__MATERIAL TO PROCESS__:
※ ※ ※

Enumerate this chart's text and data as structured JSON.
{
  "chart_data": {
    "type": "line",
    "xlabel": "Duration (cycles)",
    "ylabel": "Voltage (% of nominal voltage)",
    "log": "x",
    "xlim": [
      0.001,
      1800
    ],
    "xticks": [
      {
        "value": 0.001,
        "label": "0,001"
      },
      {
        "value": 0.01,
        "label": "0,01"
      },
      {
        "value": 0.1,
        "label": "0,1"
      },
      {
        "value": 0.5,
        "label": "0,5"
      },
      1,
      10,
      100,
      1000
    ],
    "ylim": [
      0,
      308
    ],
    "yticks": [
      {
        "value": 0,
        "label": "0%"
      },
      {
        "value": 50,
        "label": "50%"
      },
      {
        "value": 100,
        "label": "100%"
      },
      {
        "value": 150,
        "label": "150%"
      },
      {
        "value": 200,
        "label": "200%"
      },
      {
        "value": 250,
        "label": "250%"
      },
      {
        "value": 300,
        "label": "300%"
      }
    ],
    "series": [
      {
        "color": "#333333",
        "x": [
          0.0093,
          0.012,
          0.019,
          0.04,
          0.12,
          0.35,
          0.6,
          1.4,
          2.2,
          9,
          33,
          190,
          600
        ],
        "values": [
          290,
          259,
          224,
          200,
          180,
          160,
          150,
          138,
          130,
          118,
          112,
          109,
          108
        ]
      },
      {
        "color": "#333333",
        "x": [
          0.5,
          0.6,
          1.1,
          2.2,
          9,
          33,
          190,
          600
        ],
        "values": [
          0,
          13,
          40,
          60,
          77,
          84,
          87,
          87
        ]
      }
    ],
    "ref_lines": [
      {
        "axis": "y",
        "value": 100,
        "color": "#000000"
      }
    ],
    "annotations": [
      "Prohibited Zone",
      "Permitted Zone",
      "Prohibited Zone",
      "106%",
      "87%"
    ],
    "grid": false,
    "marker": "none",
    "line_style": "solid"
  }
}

※ ※ ※

__WORK TO DO__: Could you transcribe the records in full, exactly?

__OUTPUT OF THE EXERCISE__:
Enumerate this chart's text and data as structured JSON.
{
  "chart_data": {
    "type": "line",
    "xlabel": "Duration (cycles)",
    "ylabel": "Voltage (% of nominal voltage)",
    "log": "x",
    "xlim": [
      0.001,
      1800
    ],
    "xticks": [
      {
        "value": 0.001,
        "label": "0,001"
      },
      {
        "value": 0.01,
        "label": "0,01"
      },
      {
        "value": 0.1,
        "label": "0,1"
      },
      {
        "value": 0.5,
        "label": "0,5"
      },
      1,
      10,
      100,
      1000
    ],
    "ylim": [
      0,
      308
    ],
    "yticks": [
      {
        "value": 0,
        "label": "0%"
      },
      {
        "value": 50,
        "label": "50%"
      },
      {
        "value": 100,
        "label": "100%"
      },
      {
        "value": 150,
        "label": "150%"
      },
      {
        "value": 200,
        "label": "200%"
      },
      {
        "value": 250,
        "label": "250%"
      },
      {
        "value": 300,
        "label": "300%"
      }
    ],
    "series": [
      {
        "color": "#333333",
        "x": [
          0.0093,
          0.012,
          0.019,
          0.04,
          0.12,
          0.35,
          0.6,
          1.4,
          2.2,
          9,
          33,
          190,
          600
        ],
        "values": [
          290,
          259,
          224,
          200,
          180,
          160,
          150,
          138,
          130,
          118,
          112,
          109,
          108
        ]
      },
      {
        "color": "#333333",
        "x": [
          0.5,
          0.6,
          1.1,
          2.2,
          9,
          33,
          190,
          600
        ],
        "values": [
          0,
          13,
          40,
          60,
          77,
          84,
          87,
          87
        ]
      }
    ],
    "ref_lines": [
      {
        "axis": "y",
        "value": 100,
        "color": "#000000"
      }
    ],
    "annotations": [
      "Prohibited Zone",
      "Permitted Zone",
      "Prohibited Zone",
      "106%",
      "87%"
    ],
    "grid": false,
    "marker": "none",
    "line_style": "solid"
  }
}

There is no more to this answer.